> Work to be completed: Each entry in the listing below should be restated word for word.

(Dataset items)
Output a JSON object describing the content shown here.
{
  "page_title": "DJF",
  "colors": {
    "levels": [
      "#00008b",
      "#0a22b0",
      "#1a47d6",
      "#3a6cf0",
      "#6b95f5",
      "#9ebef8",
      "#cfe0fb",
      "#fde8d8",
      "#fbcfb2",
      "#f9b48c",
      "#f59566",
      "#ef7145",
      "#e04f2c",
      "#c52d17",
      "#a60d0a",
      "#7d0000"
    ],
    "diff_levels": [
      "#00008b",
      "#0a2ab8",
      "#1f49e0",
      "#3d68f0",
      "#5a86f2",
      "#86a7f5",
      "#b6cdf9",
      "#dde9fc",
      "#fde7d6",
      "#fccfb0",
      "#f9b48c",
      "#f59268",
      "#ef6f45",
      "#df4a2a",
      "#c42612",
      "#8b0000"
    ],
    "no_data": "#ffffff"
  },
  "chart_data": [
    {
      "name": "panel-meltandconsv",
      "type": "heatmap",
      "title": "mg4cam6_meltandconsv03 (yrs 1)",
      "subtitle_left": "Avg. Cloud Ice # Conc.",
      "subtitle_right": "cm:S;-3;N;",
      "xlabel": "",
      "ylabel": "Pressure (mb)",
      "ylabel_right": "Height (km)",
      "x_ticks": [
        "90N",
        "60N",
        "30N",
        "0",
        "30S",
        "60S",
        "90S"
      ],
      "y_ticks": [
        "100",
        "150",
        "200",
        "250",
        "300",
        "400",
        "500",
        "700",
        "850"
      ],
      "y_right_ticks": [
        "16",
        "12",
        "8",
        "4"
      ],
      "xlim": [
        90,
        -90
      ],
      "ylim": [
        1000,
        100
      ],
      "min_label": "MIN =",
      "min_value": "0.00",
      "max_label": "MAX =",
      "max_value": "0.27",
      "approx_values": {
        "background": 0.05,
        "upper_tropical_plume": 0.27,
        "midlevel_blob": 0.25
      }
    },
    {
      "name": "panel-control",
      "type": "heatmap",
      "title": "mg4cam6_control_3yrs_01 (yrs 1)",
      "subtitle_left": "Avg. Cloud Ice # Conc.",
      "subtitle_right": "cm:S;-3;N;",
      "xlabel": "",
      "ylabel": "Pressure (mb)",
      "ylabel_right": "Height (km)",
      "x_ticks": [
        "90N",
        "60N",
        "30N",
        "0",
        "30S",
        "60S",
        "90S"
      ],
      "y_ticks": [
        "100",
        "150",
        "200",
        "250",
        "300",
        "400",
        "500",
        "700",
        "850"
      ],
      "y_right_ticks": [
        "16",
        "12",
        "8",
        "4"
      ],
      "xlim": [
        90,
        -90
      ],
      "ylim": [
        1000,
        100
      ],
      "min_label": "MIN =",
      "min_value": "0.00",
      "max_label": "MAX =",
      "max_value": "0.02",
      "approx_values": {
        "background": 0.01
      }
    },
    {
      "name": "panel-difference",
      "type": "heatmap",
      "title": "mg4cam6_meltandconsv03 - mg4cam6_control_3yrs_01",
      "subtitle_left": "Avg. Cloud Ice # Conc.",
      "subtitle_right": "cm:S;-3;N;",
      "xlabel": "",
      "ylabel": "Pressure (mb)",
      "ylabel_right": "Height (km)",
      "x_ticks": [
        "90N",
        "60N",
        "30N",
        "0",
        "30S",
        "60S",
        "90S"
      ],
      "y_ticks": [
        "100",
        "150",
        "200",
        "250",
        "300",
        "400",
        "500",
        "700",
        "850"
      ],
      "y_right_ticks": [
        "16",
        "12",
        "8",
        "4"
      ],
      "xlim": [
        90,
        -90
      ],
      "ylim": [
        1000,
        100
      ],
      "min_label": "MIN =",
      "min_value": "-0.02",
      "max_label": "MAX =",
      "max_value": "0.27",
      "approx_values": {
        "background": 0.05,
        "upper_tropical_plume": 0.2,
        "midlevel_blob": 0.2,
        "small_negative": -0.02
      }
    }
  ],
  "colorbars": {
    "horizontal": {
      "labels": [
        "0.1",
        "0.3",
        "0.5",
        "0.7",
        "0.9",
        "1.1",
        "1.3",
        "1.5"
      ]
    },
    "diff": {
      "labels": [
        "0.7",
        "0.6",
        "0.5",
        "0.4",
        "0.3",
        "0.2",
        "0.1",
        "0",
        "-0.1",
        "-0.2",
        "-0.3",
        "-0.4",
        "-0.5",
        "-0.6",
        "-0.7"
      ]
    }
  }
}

> Task response:
Output a JSON object describing the content shown here.
{
  "page_title": "DJF",
  "colors": {
    "levels": [
      "#00008b",
      "#0a22b0",
      "#1a47d6",
      "#3a6cf0",
      "#6b95f5",
      "#9ebef8",
      "#cfe0fb",
      "#fde8d8",
      "#fbcfb2",
      "#f9b48c",
      "#f59566",
      "#ef7145",
      "#e04f2c",
      "#c52d17",
      "#a60d0a",
      "#7d0000"
    ],
    "diff_levels": [
      "#00008b",
      "#0a2ab8",
      "#1f49e0",
      "#3d68f0",
      "#5a86f2",
      "#86a7f5",
      "#b6cdf9",
      "#dde9fc",
      "#fde7d6",
      "#fccfb0",
      "#f9b48c",
      "#f59268",
      "#ef6f45",
      "#df4a2a",
      "#c42612",
      "#8b0000"
    ],
    "no_data": "#ffffff"
  },
  "chart_data": [
    {
      "name": "panel-meltandconsv",
      "type": "heatmap",
      "title": "mg4cam6_meltandconsv03 (yrs 1)",
      "subtitle_left": "Avg. Cloud Ice # Conc.",
      "subtitle_right": "cm:S;-3;N;",
      "xlabel": "",
      "ylabel": "Pressure (mb)",
      "ylabel_right": "Height (km)",
      "x_ticks": [
        "90N",
        "60N",
        "30N",
        "0",
        "30S",
        "60S",
        "90S"
      ],
      "y_ticks": [
        "100",
        "150",
        "200",
        "250",
        "300",
        "400",
        "500",
        "700",
        "850"
      ],
      "y_right_ticks": [
        "16",
        "12",
        "8",
        "4"
      ],
      "xlim": [
        90,
        -90
      ],
      "ylim": [
        1000,
        100
      ],
      "min_label": "MIN =",
      "min_value": "0.00",
      "max_label": "MAX =",
      "max_value": "0.27",
      "approx_values": {
        "background": 0.05,
        "upper_tropical_plume": 0.27,
        "midlevel_blob": 0.25
      }
    },
    {
      "name": "panel-control",
      "type": "heatmap",
      "title": "mg4cam6_control_3yrs_01 (yrs 1)",
      "subtitle_left": "Avg. Cloud Ice # Conc.",
      "subtitle_right": "cm:S;-3;N;",
      "xlabel": "",
      "ylabel": "Pressure (mb)",
      "ylabel_right": "Height (km)",
      "x_ticks": [
        "90N",
        "60N",
        "30N",
        "0",
        "30S",
        "60S",
        "90S"
      ],
      "y_ticks": [
        "100",
        "150",
        "200",
        "250",
        "300",
        "400",
        "500",
        "700",
        "850"
      ],
      "y_right_ticks": [
        "16",
        "12",
        "8",
        "4"
      ],
      "xlim": [
        90,
        -90
      ],
      "ylim": [
        1000,
        100
      ],
      "min_label": "MIN =",
      "min_value": "0.00",
      "max_label": "MAX =",
      "max_value": "0.02",
      "approx_values": {
        "background": 0.01
      }
    },
    {
      "name": "panel-difference",
      "type": "heatmap",
      "title": "mg4cam6_meltandconsv03 - mg4cam6_control_3yrs_01",
      "subtitle_left": "Avg. Cloud Ice # Conc.",
      "subtitle_right": "cm:S;-3;N;",
      "xlabel": "",
      "ylabel": "Pressure (mb)",
      "ylabel_right": "Height (km)",
      "x_ticks": [
        "90N",
        "60N",
        "30N",
        "0",
        "30S",
        "60S",
        "90S"
      ],
      "y_ticks": [
        "100",
        "150",
        "200",
        "250",
        "300",
        "400",
        "500",
        "700",
        "850"
      ],
      "y_right_ticks": [
        "16",
        "12",
        "8",
        "4"
      ],
      "xlim": [
        90,
        -90
      ],
      "ylim": [
        1000,
        100
      ],
      "min_label": "MIN =",
      "min_value": "-0.02",
      "max_label": "MAX =",
      "max_value": "0.27",
      "approx_values": {
        "background": 0.05,
        "upper_tropical_plume": 0.2,
        "midlevel_blob": 0.2,
        "small_negative": -0.02
      }
    }
  ],
  "colorbars": {
    "horizontal": {
      "labels": [
        "0.1",
        "0.3",
        "0.5",
        "0.7",
        "0.9",
        "1.1",
        "1.3",
        "1.5"
      ]
    },
    "diff": {
      "labels": [
        "0.7",
        "0.6",
        "0.5",
        "0.4",
        "0.3",
        "0.2",
        "0.1",
        "0",
        "-0.1",
        "-0.2",
        "-0.3",
        "-0.4",
        "-0.5",
        "-0.6",
        "-0.7"
      ]
    }
  }
}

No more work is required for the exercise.